# [TASK OBJECTIVE]
Count the lines in the data below that contain the string "reading", treating uppercase and lowercase as different. Reply with the number alone.

<<<<

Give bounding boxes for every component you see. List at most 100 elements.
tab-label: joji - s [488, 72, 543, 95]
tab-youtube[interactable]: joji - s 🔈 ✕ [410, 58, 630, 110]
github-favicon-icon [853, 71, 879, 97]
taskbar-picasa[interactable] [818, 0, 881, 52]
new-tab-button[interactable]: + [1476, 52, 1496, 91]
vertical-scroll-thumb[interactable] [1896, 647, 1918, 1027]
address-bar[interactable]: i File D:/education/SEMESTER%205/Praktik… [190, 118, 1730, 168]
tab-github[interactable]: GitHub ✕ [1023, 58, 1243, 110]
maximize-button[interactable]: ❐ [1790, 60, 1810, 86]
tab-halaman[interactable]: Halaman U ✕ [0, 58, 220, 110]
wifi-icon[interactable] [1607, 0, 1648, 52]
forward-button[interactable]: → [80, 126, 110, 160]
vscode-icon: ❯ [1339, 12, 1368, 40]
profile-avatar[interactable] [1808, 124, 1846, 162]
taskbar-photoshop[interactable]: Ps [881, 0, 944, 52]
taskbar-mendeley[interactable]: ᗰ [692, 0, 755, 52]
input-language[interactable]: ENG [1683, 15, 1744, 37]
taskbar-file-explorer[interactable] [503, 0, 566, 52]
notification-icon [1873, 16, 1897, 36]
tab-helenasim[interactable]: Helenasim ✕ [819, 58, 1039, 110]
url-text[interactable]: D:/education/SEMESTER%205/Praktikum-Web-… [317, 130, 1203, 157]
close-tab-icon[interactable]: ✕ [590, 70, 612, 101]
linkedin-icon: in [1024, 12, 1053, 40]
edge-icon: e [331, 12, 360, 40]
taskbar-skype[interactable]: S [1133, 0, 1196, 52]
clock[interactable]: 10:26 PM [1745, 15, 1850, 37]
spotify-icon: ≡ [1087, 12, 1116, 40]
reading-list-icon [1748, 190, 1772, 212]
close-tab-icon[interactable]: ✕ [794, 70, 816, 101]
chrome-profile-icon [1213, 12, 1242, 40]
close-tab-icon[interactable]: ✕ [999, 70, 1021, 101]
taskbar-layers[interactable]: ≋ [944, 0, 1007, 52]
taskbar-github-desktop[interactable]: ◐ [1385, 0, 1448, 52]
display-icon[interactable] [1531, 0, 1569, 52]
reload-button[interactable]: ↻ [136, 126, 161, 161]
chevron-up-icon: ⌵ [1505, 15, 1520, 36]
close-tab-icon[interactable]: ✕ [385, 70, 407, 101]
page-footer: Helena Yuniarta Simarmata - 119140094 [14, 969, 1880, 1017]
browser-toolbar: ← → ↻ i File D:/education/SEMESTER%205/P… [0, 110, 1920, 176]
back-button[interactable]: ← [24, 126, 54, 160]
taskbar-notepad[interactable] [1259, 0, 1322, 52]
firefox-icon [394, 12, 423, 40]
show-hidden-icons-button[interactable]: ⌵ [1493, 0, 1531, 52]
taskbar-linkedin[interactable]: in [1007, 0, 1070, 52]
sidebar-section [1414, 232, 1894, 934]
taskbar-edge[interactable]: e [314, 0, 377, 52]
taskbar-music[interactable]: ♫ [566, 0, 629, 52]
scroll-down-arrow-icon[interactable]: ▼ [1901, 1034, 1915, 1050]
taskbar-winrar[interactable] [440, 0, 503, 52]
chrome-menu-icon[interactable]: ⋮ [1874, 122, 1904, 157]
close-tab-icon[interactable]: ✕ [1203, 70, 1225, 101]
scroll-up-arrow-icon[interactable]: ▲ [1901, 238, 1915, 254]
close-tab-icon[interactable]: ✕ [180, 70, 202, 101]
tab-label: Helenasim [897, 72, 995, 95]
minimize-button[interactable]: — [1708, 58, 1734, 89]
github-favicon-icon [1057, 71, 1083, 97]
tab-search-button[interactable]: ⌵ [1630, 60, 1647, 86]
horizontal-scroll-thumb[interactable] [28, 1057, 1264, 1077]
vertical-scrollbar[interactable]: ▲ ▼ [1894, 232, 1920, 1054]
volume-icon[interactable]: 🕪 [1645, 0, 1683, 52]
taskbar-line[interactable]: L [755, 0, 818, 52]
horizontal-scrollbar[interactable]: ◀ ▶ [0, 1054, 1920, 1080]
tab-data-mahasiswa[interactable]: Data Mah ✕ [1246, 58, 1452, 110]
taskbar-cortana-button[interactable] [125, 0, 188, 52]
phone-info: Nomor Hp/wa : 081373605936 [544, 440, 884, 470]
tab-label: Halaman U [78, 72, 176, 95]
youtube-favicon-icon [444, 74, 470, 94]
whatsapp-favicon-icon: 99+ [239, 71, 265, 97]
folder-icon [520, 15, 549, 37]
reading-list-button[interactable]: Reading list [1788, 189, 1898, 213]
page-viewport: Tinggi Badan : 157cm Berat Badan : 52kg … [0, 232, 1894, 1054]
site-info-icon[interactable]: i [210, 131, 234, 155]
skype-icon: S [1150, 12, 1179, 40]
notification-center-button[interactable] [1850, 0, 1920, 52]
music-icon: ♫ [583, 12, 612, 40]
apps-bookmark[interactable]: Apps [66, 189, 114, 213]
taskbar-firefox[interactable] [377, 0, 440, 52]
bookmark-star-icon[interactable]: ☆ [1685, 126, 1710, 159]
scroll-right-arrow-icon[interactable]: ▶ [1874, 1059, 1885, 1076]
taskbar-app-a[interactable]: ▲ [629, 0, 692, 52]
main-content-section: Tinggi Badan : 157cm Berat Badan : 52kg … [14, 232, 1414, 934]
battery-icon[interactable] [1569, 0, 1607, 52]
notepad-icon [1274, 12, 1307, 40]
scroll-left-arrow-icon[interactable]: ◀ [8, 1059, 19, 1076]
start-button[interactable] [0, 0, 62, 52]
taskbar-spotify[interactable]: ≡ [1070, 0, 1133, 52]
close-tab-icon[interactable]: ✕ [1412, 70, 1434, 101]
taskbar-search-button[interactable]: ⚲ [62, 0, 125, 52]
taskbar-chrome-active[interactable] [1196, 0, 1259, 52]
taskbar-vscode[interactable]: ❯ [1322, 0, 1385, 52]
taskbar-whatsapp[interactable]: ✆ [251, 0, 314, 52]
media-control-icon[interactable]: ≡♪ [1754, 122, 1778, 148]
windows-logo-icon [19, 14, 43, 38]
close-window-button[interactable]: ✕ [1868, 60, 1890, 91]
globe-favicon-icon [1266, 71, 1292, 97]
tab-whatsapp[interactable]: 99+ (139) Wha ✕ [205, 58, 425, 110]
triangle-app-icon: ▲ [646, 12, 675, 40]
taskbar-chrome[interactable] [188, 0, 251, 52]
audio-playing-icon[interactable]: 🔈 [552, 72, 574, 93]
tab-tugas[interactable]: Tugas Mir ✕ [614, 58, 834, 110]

>>>>

# [EXPECTED ANSWER]
2